Directions:
Retype the full set of records. Keep every character identical.

Records shown:
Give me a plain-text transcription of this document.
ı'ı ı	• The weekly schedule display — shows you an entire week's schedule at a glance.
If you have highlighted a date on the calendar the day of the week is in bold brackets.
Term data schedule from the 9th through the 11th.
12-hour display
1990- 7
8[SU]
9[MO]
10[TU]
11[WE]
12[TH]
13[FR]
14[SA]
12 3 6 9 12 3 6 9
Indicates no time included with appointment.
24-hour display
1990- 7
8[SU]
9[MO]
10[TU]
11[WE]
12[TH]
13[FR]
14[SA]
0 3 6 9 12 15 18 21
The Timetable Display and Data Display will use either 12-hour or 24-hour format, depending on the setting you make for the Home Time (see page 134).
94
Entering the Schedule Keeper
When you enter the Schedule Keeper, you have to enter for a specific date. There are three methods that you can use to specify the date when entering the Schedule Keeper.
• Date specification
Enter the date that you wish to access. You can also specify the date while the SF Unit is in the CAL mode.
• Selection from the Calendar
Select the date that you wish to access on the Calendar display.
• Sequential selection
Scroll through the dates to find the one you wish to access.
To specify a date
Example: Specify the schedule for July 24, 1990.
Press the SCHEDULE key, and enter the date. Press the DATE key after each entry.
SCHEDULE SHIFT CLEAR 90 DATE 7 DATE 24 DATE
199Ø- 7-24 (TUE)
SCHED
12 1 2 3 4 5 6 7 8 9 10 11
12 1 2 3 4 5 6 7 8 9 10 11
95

Completed task:
Give me a plain-text transcription of this document.
ı'ı ı	• The weekly schedule display — shows you an entire week's schedule at a glance.
If you have highlighted a date on the calendar the day of the week is in bold brackets.
Term data schedule from the 9th through the 11th.
12-hour display
1990- 7
8[SU]
9[MO]
10[TU]
11[WE]
12[TH]
13[FR]
14[SA]
12 3 6 9 12 3 6 9
Indicates no time included with appointment.
24-hour display
1990- 7
8[SU]
9[MO]
10[TU]
11[WE]
12[TH]
13[FR]
14[SA]
0 3 6 9 12 15 18 21
The Timetable Display and Data Display will use either 12-hour or 24-hour format, depending on the setting you make for the Home Time (see page 134).
94
Entering the Schedule Keeper
When you enter the Schedule Keeper, you have to enter for a specific date. There are three methods that you can use to specify the date when entering the Schedule Keeper.
• Date specification
Enter the date that you wish to access. You can also specify the date while the SF Unit is in the CAL mode.
• Selection from the Calendar
Select the date that you wish to access on the Calendar display.
• Sequential selection
Scroll through the dates to find the one you wish to access.
To specify a date
Example: Specify the schedule for July 24, 1990.
Press the SCHEDULE key, and enter the date. Press the DATE key after each entry.
SCHEDULE SHIFT CLEAR 90 DATE 7 DATE 24 DATE
199Ø- 7-24 (TUE)
SCHED
12 1 2 3 4 5 6 7 8 9 10 11
12 1 2 3 4 5 6 7 8 9 10 11
95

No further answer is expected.